[Some records]
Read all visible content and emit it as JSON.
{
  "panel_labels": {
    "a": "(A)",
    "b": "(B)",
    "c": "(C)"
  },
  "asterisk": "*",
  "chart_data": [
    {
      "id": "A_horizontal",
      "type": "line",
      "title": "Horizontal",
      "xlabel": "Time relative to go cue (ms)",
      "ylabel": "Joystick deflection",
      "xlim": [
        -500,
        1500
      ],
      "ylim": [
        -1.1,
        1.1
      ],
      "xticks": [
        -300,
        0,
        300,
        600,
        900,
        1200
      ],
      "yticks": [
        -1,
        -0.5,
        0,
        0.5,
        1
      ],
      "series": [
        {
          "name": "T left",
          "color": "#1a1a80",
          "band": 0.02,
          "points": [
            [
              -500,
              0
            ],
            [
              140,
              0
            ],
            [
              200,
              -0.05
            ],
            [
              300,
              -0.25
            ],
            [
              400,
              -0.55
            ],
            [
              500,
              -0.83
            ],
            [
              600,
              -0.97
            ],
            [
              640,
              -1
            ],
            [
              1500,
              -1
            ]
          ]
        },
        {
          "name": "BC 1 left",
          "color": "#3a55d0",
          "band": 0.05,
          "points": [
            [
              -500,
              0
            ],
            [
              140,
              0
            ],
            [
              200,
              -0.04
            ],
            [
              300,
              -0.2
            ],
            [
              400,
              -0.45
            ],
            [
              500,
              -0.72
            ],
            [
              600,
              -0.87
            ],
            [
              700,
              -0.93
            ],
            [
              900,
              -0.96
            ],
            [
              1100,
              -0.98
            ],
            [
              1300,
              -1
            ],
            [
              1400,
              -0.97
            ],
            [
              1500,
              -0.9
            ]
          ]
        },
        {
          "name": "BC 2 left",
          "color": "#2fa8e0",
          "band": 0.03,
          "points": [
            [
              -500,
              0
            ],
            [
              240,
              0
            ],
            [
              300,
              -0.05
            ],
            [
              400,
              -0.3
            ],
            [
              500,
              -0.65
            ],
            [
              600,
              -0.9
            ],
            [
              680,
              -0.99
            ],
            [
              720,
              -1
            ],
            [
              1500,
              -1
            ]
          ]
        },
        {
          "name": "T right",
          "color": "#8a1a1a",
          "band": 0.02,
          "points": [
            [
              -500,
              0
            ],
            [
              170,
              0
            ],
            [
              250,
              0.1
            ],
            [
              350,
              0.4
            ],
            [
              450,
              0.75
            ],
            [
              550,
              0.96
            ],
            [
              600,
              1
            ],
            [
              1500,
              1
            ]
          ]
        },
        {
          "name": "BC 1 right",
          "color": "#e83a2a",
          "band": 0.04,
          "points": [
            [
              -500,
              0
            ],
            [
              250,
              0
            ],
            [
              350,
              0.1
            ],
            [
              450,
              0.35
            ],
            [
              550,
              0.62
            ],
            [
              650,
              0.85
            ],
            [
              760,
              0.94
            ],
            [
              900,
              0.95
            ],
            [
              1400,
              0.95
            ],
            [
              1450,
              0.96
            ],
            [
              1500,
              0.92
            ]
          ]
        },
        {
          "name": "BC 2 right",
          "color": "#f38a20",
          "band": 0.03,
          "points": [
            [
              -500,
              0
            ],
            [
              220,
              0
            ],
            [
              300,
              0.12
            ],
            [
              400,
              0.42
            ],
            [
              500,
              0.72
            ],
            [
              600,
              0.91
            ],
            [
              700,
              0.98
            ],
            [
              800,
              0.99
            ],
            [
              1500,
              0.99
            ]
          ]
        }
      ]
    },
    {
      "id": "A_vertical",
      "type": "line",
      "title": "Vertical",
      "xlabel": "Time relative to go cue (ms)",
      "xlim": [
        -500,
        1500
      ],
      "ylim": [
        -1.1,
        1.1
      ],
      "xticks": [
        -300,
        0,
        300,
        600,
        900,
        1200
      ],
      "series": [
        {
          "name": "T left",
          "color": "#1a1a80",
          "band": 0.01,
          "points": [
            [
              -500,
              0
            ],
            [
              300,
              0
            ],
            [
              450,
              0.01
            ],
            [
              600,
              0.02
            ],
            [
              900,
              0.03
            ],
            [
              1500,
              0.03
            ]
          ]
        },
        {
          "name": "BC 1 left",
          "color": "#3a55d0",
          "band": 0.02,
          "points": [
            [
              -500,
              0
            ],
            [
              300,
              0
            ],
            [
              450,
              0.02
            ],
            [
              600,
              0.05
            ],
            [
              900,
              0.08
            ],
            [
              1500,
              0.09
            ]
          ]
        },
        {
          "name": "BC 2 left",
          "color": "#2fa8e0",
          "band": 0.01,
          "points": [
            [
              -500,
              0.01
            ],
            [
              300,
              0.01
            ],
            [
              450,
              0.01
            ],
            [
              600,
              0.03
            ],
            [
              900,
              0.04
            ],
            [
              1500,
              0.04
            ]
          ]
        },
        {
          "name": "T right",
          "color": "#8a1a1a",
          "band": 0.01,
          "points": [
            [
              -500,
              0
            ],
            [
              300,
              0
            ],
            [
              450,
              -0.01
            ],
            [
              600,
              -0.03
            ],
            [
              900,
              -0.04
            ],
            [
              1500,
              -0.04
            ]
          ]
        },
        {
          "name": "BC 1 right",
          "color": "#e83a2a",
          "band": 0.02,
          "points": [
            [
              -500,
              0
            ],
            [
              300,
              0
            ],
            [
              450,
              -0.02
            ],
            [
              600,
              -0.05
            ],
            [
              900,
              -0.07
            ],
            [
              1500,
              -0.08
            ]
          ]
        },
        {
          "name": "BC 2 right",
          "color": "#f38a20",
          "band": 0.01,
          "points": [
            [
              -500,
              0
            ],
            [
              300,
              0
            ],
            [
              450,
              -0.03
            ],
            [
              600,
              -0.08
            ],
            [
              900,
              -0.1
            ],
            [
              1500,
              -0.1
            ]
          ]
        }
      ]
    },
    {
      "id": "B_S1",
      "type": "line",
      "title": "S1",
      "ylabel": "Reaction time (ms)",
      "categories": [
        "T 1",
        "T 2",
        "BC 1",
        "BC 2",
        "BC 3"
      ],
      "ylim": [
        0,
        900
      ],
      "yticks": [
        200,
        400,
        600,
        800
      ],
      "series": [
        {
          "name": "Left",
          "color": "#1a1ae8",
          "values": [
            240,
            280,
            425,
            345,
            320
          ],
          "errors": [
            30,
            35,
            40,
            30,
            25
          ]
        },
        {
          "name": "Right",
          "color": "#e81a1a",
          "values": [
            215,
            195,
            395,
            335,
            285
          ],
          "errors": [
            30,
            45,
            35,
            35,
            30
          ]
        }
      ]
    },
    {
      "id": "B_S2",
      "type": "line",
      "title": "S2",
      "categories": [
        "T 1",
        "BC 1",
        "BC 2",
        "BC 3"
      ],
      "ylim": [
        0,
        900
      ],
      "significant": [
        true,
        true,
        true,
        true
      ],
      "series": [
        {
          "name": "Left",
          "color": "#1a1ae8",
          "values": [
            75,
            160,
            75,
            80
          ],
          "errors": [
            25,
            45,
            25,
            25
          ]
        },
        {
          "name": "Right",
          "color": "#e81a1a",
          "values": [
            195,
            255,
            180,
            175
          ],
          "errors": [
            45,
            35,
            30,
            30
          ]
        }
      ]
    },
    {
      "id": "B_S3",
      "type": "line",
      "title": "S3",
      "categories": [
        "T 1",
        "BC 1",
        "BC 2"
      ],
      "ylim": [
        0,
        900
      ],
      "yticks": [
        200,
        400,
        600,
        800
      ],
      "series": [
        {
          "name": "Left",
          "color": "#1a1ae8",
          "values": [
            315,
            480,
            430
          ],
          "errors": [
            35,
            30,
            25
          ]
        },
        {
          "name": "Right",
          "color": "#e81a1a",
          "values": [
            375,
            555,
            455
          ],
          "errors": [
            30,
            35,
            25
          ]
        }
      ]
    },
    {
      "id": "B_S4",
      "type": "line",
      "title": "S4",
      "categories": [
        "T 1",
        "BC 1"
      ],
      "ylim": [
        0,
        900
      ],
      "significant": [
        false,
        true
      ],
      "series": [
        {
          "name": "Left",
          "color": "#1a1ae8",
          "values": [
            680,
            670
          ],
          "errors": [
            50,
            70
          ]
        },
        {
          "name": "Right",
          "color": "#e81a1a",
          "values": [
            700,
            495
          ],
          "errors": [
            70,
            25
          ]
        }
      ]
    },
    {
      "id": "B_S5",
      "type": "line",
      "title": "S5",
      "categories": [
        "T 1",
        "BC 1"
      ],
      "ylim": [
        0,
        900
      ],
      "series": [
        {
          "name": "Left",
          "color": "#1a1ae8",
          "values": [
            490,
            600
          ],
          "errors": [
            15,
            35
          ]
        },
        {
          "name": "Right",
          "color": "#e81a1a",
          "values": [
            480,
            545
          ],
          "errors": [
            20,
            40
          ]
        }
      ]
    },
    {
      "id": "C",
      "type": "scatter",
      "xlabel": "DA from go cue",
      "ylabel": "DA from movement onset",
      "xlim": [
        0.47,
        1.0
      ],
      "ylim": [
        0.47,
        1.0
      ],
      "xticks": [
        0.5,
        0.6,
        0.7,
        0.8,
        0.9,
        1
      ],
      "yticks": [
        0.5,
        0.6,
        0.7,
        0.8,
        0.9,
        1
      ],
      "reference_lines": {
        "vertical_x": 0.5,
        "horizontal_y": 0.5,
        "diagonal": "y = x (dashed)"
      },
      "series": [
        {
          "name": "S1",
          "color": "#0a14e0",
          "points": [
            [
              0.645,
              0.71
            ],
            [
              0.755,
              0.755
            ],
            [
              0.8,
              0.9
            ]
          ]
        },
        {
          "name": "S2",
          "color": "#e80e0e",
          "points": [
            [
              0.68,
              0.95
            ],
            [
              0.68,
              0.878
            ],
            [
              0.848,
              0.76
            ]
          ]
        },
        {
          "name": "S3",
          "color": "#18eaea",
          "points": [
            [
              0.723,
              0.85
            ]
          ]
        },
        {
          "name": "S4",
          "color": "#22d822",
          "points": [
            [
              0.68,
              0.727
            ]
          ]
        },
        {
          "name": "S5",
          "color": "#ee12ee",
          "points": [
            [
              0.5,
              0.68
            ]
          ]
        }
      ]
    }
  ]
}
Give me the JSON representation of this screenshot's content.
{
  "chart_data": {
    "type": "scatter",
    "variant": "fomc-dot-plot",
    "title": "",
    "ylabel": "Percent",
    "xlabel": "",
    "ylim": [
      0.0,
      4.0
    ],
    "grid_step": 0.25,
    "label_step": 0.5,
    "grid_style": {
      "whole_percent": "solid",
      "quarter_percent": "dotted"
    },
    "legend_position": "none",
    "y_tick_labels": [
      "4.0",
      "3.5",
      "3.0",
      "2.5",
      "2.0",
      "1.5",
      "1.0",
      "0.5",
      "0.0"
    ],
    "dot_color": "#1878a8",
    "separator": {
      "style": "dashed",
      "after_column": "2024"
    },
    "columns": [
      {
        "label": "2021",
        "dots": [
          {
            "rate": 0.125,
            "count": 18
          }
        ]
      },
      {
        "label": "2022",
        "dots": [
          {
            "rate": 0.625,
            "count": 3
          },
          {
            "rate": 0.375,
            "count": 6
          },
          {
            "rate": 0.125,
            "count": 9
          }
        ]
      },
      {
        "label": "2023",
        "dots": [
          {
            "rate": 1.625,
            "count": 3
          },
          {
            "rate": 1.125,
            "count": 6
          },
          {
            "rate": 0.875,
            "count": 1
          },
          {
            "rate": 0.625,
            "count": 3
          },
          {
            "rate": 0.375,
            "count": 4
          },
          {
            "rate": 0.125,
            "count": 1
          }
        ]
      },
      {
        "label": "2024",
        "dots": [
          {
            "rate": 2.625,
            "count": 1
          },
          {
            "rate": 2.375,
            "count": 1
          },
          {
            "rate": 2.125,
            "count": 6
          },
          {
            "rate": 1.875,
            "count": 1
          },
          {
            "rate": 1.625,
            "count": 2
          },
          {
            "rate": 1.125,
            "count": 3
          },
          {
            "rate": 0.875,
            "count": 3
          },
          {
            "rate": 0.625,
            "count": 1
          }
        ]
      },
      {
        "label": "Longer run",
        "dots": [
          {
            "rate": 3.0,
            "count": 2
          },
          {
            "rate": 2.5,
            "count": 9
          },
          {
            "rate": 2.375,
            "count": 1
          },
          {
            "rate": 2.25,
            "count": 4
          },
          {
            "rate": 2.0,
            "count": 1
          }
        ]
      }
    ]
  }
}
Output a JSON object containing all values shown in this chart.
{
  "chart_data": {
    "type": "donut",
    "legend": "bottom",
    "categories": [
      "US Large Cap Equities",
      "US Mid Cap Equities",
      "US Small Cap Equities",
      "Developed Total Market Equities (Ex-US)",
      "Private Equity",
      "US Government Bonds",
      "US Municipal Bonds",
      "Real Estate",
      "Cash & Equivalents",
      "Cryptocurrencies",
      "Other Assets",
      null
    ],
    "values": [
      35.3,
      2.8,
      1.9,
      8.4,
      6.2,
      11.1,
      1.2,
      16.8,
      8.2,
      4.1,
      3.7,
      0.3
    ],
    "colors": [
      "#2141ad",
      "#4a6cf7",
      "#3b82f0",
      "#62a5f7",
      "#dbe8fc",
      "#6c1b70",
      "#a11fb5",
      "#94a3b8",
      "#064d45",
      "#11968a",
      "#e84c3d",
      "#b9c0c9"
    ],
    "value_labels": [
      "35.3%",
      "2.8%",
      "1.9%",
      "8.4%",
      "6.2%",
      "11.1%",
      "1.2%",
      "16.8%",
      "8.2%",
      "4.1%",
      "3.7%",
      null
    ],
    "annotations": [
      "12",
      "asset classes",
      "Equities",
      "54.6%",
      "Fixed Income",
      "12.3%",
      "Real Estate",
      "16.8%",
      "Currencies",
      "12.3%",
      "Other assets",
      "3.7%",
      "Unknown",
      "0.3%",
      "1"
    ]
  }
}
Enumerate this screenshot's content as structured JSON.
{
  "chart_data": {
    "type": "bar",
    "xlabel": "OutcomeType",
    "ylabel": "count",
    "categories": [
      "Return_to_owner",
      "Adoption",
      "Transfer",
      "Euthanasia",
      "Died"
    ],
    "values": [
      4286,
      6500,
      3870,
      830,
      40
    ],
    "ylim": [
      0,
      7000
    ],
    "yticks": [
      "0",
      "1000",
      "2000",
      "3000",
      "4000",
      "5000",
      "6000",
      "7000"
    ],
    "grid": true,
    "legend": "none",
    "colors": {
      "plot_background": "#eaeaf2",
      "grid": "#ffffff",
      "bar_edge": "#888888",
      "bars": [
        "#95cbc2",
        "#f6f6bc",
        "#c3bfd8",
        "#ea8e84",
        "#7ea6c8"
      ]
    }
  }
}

# Task to carry out
List all lines above in which the string "JSON" appears.

# Full output
Read all visible content and emit it as JSON.
Give me the JSON representation of this screenshot's content.
Output a JSON object containing all values shown in this chart.
Enumerate this screenshot's content as structured JSON.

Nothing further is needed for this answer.